GIVEN EXERCISE:
Every line must be returned precisely as it is written.

EXTRACTED INFORMATION:
++++++++++

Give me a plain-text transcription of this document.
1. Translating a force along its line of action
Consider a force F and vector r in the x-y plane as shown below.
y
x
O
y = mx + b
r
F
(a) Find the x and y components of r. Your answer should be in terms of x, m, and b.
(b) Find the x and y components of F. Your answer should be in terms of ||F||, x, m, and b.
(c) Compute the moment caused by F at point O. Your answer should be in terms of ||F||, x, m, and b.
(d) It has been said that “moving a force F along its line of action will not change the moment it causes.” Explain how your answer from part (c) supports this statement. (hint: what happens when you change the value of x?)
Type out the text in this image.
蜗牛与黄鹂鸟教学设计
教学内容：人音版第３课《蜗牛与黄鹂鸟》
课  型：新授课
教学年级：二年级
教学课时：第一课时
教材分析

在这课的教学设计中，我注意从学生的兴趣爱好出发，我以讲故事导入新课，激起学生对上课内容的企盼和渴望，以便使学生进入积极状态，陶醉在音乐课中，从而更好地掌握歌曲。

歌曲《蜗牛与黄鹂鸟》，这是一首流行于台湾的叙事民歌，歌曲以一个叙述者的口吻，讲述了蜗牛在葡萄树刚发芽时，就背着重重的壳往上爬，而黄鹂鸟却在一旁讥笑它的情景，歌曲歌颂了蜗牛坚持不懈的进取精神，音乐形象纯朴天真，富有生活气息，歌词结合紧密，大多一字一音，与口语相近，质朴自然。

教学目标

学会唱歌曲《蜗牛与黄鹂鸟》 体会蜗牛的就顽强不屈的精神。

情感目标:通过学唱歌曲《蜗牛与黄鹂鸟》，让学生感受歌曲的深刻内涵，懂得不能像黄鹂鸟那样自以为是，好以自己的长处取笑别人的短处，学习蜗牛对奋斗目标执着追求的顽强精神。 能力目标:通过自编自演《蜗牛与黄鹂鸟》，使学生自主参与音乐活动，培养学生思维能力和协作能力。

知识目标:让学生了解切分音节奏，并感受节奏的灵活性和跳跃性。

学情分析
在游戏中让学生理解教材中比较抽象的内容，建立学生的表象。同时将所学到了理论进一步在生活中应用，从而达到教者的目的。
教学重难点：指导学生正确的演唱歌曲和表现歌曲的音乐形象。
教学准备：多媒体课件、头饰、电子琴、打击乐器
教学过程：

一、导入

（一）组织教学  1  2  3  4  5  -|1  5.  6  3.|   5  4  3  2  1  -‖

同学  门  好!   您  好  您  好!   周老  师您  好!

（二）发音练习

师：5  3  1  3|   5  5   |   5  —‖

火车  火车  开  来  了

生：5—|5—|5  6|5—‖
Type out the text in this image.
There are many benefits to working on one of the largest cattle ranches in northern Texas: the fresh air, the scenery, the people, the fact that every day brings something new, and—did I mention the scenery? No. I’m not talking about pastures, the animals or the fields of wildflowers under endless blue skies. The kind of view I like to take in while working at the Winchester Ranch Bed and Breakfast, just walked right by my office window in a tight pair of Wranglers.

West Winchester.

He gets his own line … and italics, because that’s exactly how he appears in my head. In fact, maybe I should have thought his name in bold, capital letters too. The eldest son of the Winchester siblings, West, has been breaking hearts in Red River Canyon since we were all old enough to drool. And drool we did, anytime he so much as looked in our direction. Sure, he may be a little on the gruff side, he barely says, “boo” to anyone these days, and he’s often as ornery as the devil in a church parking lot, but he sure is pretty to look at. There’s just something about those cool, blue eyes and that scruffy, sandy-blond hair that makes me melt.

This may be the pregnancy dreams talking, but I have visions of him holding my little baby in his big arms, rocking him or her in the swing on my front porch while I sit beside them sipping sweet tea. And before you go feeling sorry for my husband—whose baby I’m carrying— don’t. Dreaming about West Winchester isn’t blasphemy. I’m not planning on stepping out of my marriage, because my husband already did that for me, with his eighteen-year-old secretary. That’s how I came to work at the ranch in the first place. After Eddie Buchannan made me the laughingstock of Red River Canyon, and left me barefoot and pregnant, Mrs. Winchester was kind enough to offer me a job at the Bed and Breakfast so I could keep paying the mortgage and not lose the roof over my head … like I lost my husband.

++++++++++

REPLY:
Give me a plain-text transcription of this document.
1. Translating a force along its line of action
Consider a force F and vector r in the x-y plane as shown below.
y
x
O
y = mx + b
r
F
(a) Find the x and y components of r. Your answer should be in terms of x, m, and b.
(b) Find the x and y components of F. Your answer should be in terms of ||F||, x, m, and b.
(c) Compute the moment caused by F at point O. Your answer should be in terms of ||F||, x, m, and b.
(d) It has been said that “moving a force F along its line of action will not change the moment it causes.” Explain how your answer from part (c) supports this statement. (hint: what happens when you change the value of x?)
Type out the text in this image.
蜗牛与黄鹂鸟教学设计
教学内容：人音版第３课《蜗牛与黄鹂鸟》
课  型：新授课
教学年级：二年级
教学课时：第一课时
教材分析

在这课的教学设计中，我注意从学生的兴趣爱好出发，我以讲故事导入新课，激起学生对上课内容的企盼和渴望，以便使学生进入积极状态，陶醉在音乐课中，从而更好地掌握歌曲。

歌曲《蜗牛与黄鹂鸟》，这是一首流行于台湾的叙事民歌，歌曲以一个叙述者的口吻，讲述了蜗牛在葡萄树刚发芽时，就背着重重的壳往上爬，而黄鹂鸟却在一旁讥笑它的情景，歌曲歌颂了蜗牛坚持不懈的进取精神，音乐形象纯朴天真，富有生活气息，歌词结合紧密，大多一字一音，与口语相近，质朴自然。

教学目标

学会唱歌曲《蜗牛与黄鹂鸟》 体会蜗牛的就顽强不屈的精神。

情感目标:通过学唱歌曲《蜗牛与黄鹂鸟》，让学生感受歌曲的深刻内涵，懂得不能像黄鹂鸟那样自以为是，好以自己的长处取笑别人的短处，学习蜗牛对奋斗目标执着追求的顽强精神。 能力目标:通过自编自演《蜗牛与黄鹂鸟》，使学生自主参与音乐活动，培养学生思维能力和协作能力。

知识目标:让学生了解切分音节奏，并感受节奏的灵活性和跳跃性。

学情分析
在游戏中让学生理解教材中比较抽象的内容，建立学生的表象。同时将所学到了理论进一步在生活中应用，从而达到教者的目的。
教学重难点：指导学生正确的演唱歌曲和表现歌曲的音乐形象。
教学准备：多媒体课件、头饰、电子琴、打击乐器
教学过程：

一、导入

（一）组织教学  1  2  3  4  5  -|1  5.  6  3.|   5  4  3  2  1  -‖

同学  门  好!   您  好  您  好!   周老  师您  好!

（二）发音练习

师：5  3  1  3|   5  5   |   5  —‖

火车  火车  开  来  了

生：5—|5—|5  6|5—‖
Type out the text in this image.
There are many benefits to working on one of the largest cattle ranches in northern Texas: the fresh air, the scenery, the people, the fact that every day brings something new, and—did I mention the scenery? No. I’m not talking about pastures, the animals or the fields of wildflowers under endless blue skies. The kind of view I like to take in while working at the Winchester Ranch Bed and Breakfast, just walked right by my office window in a tight pair of Wranglers.

West Winchester.

He gets his own line … and italics, because that’s exactly how he appears in my head. In fact, maybe I should have thought his name in bold, capital letters too. The eldest son of the Winchester siblings, West, has been breaking hearts in Red River Canyon since we were all old enough to drool. And drool we did, anytime he so much as looked in our direction. Sure, he may be a little on the gruff side, he barely says, “boo” to anyone these days, and he’s often as ornery as the devil in a church parking lot, but he sure is pretty to look at. There’s just something about those cool, blue eyes and that scruffy, sandy-blond hair that makes me melt.

This may be the pregnancy dreams talking, but I have visions of him holding my little baby in his big arms, rocking him or her in the swing on my front porch while I sit beside them sipping sweet tea. And before you go feeling sorry for my husband—whose baby I’m carrying— don’t. Dreaming about West Winchester isn’t blasphemy. I’m not planning on stepping out of my marriage, because my husband already did that for me, with his eighteen-year-old secretary. That’s how I came to work at the ranch in the first place. After Eddie Buchannan made me the laughingstock of Red River Canyon, and left me barefoot and pregnant, Mrs. Winchester was kind enough to offer me a job at the Bed and Breakfast so I could keep paying the mortgage and not lose the roof over my head … like I lost my husband.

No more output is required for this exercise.